*EXERCISE REQUIREMENTS*
Among the records below, find each line that includes the string "bílý" and copy it.

##### SUPPLIED ENTRIES #####

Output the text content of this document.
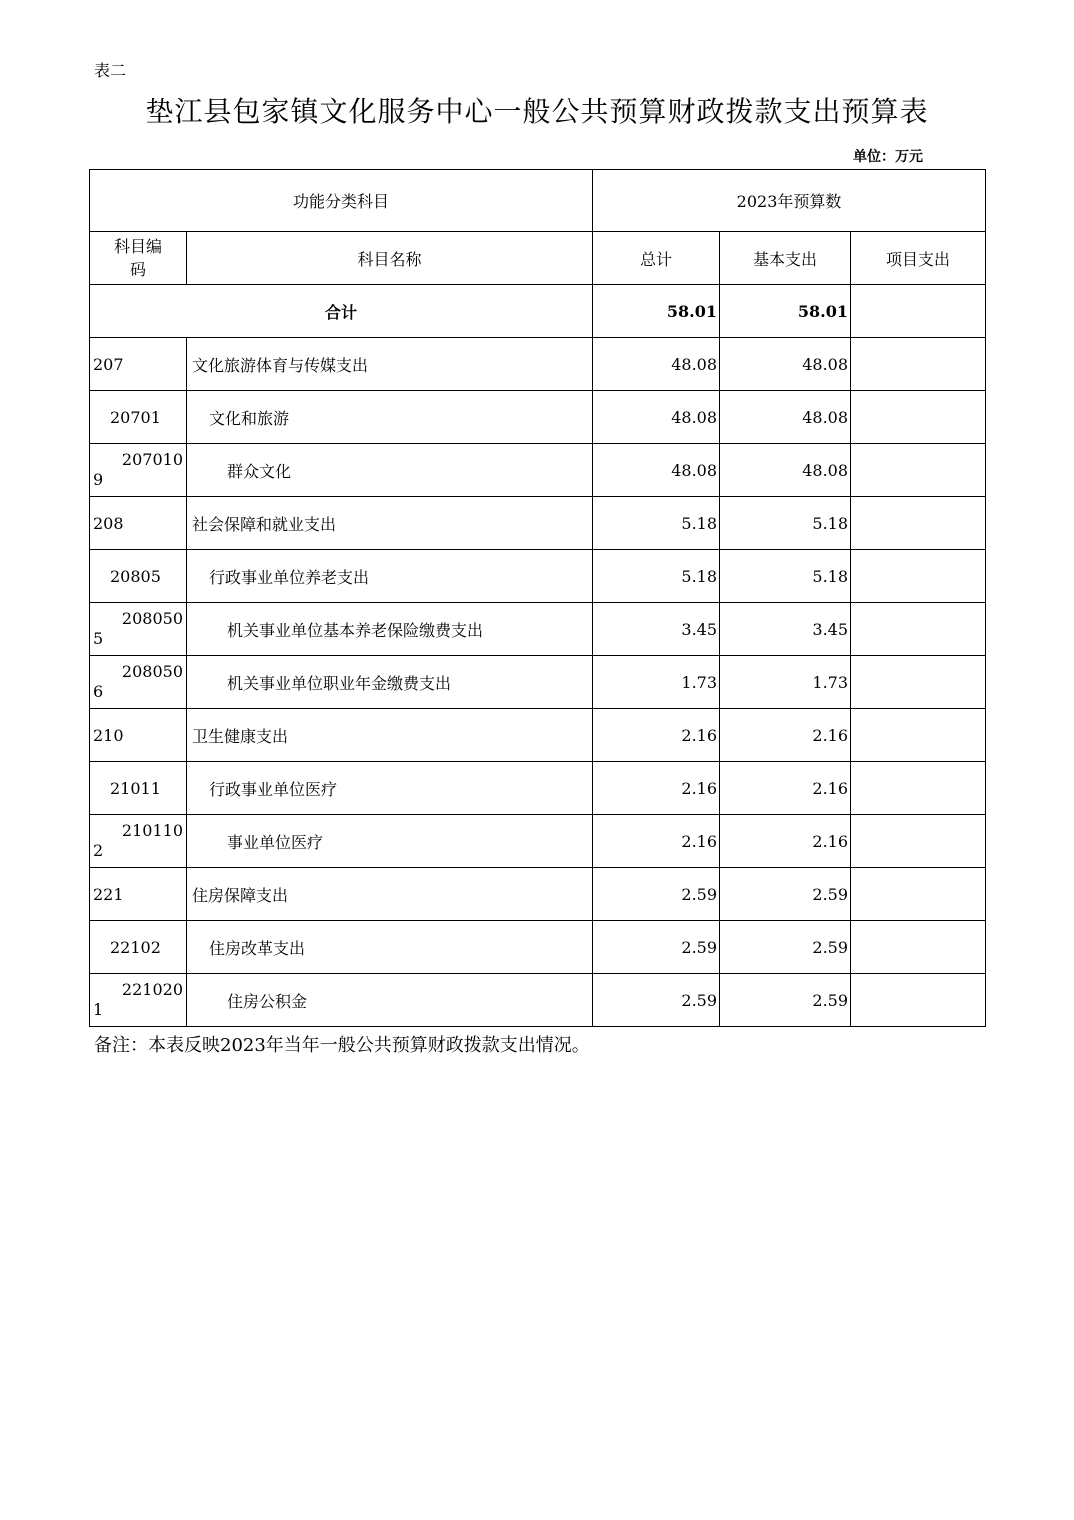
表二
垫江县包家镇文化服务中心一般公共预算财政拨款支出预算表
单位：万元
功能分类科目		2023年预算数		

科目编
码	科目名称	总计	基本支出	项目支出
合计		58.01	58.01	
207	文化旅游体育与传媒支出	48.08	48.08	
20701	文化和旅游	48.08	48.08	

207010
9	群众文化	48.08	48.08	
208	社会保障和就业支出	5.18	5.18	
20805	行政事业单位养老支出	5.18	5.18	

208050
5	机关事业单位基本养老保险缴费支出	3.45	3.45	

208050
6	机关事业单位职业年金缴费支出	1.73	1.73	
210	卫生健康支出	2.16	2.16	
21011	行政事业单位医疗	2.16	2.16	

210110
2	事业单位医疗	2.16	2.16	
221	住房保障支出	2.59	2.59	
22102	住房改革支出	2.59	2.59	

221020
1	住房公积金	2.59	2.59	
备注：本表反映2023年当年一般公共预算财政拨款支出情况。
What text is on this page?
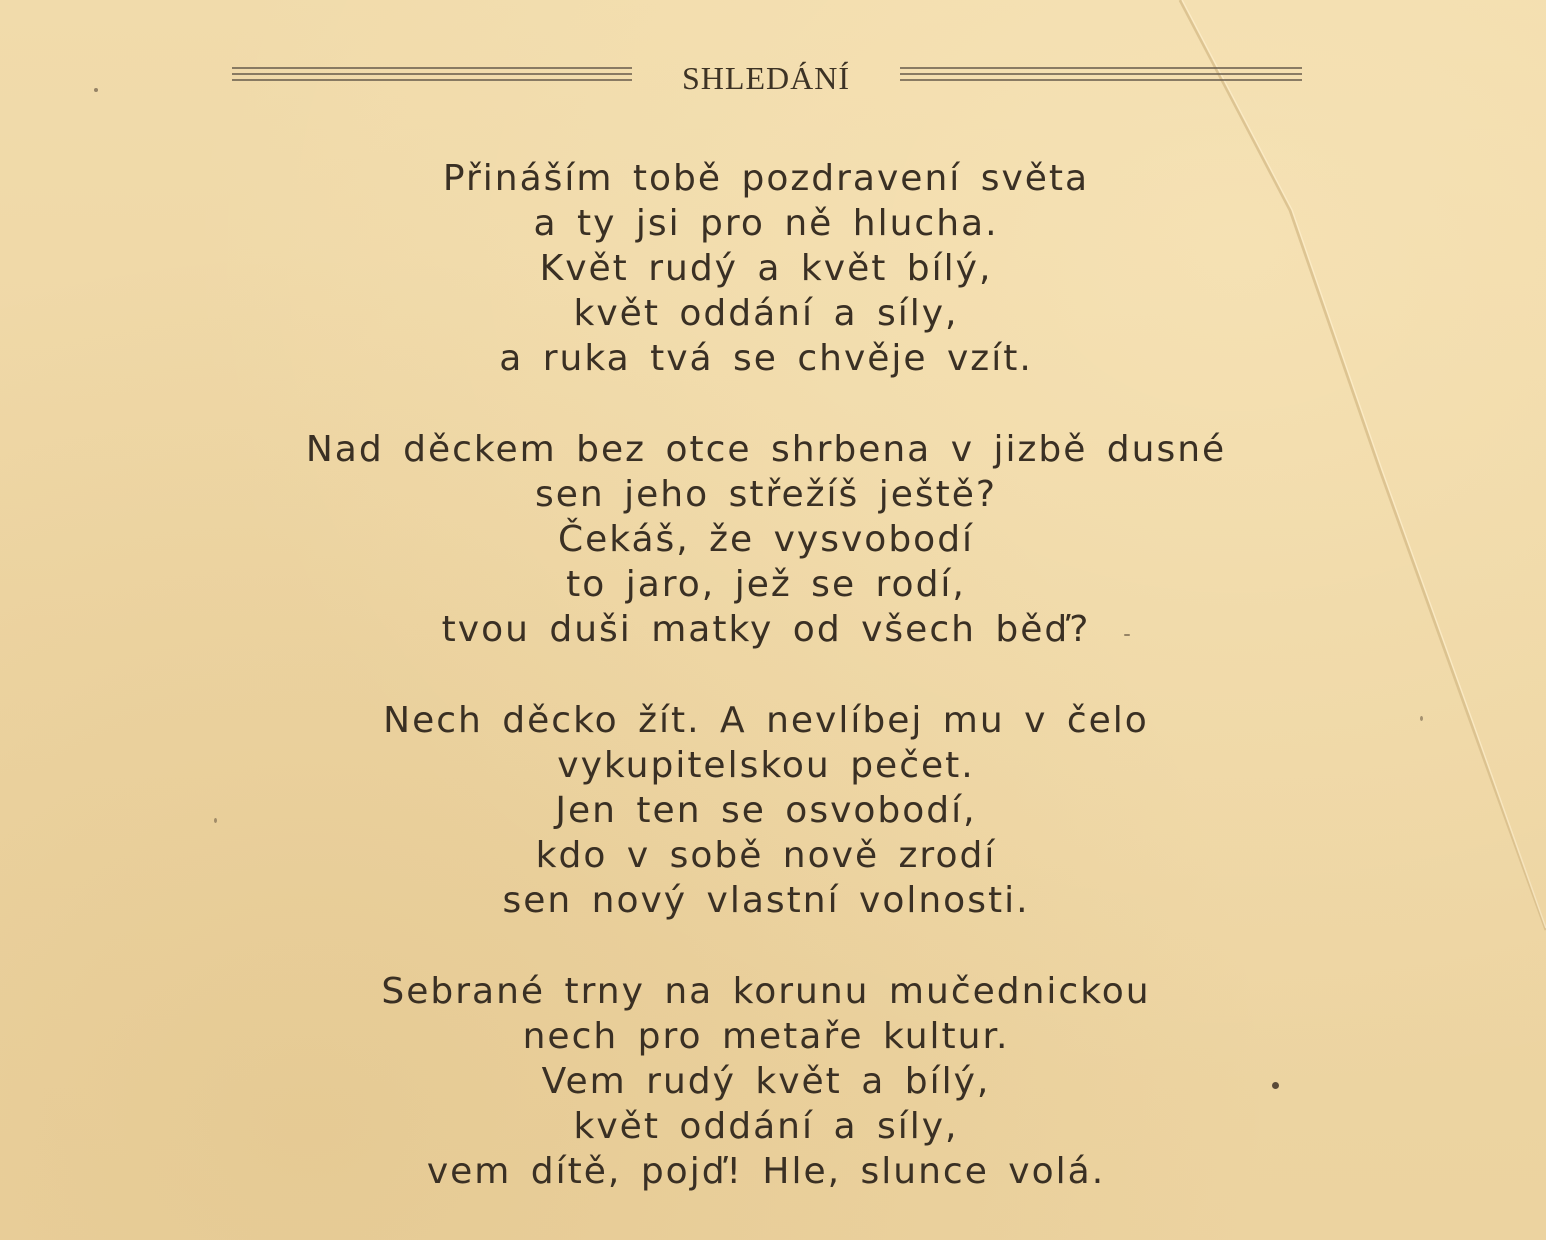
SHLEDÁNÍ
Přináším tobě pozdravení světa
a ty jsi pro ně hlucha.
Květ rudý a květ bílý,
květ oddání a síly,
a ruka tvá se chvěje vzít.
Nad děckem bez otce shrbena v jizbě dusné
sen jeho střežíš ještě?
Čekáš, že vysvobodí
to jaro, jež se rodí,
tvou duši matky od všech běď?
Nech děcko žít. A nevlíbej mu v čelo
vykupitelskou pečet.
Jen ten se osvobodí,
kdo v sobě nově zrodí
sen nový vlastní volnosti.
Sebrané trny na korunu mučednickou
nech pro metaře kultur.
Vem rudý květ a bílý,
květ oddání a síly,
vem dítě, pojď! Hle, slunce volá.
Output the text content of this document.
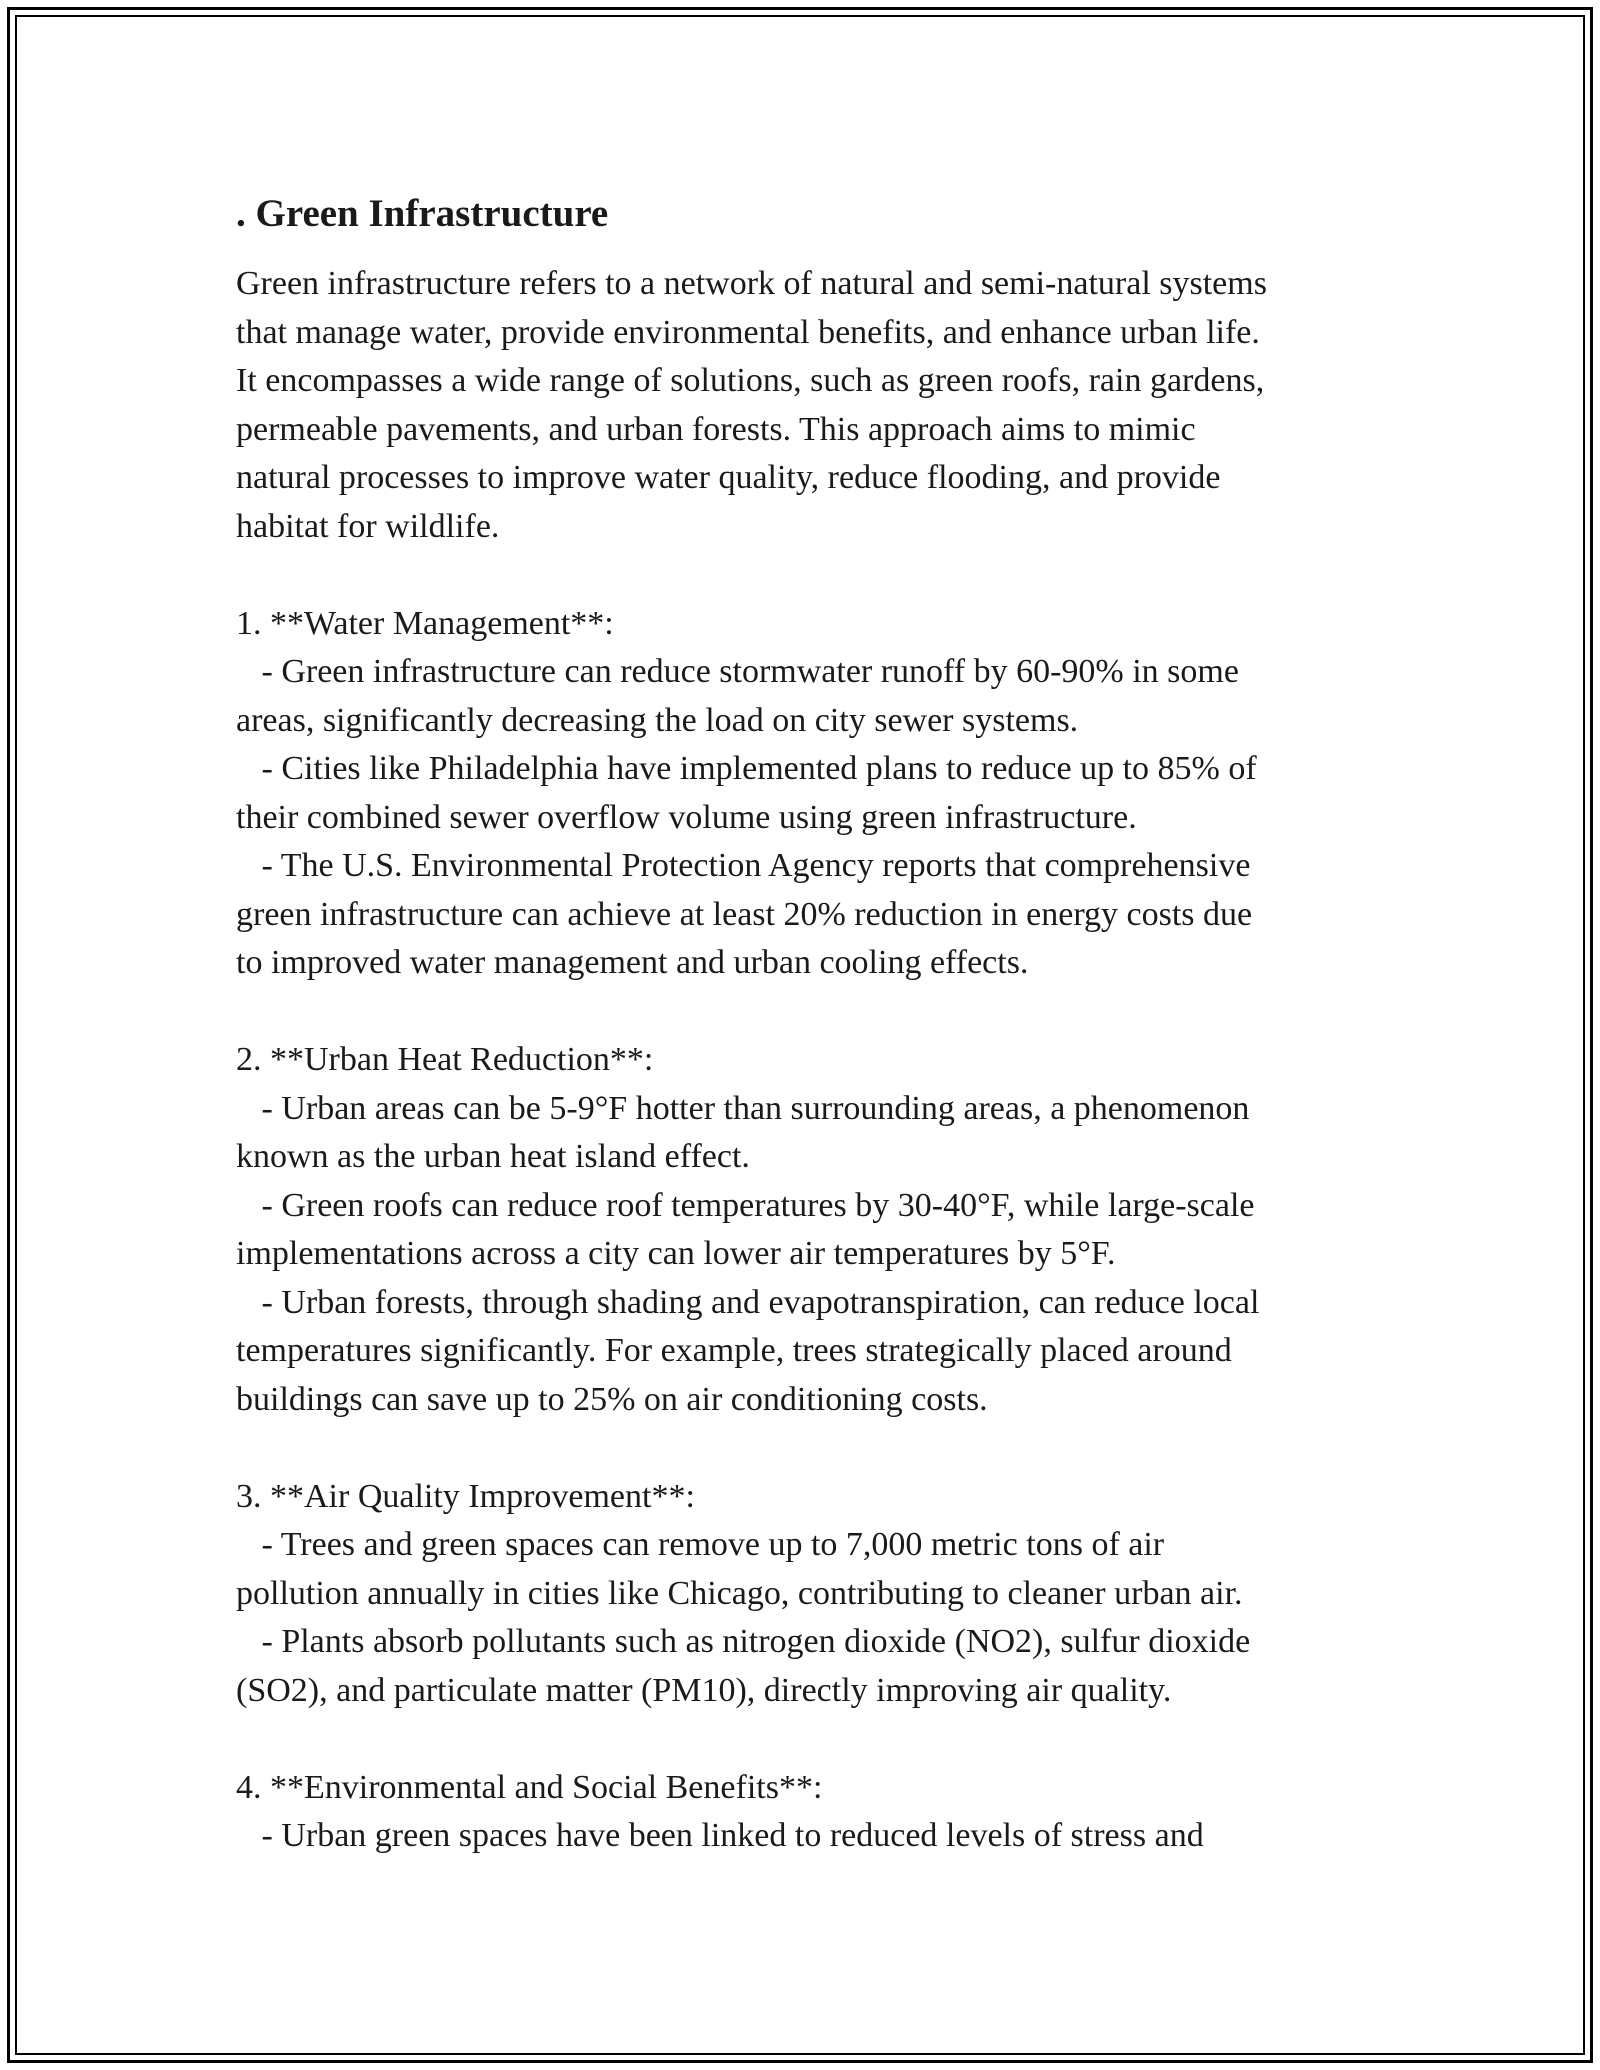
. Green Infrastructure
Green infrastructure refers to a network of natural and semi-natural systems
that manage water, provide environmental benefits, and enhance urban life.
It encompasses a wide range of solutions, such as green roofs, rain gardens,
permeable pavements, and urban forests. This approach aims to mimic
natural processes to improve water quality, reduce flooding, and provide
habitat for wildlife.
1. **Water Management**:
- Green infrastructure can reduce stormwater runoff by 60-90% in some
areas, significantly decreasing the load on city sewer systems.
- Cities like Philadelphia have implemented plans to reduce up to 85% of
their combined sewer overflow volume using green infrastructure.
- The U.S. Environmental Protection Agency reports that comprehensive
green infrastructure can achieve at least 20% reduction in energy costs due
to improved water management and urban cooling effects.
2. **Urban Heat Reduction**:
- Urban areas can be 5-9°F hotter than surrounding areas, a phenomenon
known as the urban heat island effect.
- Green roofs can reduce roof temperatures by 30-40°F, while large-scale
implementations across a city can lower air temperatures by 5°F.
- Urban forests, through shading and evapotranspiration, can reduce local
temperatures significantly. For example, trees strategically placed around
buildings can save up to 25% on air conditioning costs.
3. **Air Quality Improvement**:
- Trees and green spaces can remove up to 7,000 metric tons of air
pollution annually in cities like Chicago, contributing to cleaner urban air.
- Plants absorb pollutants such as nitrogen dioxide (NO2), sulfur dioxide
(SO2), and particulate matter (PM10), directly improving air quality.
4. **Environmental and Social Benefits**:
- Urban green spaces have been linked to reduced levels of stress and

#####

*SOLVED EXERCISE*
Květ rudý a květ bílý,
Vem rudý květ a bílý,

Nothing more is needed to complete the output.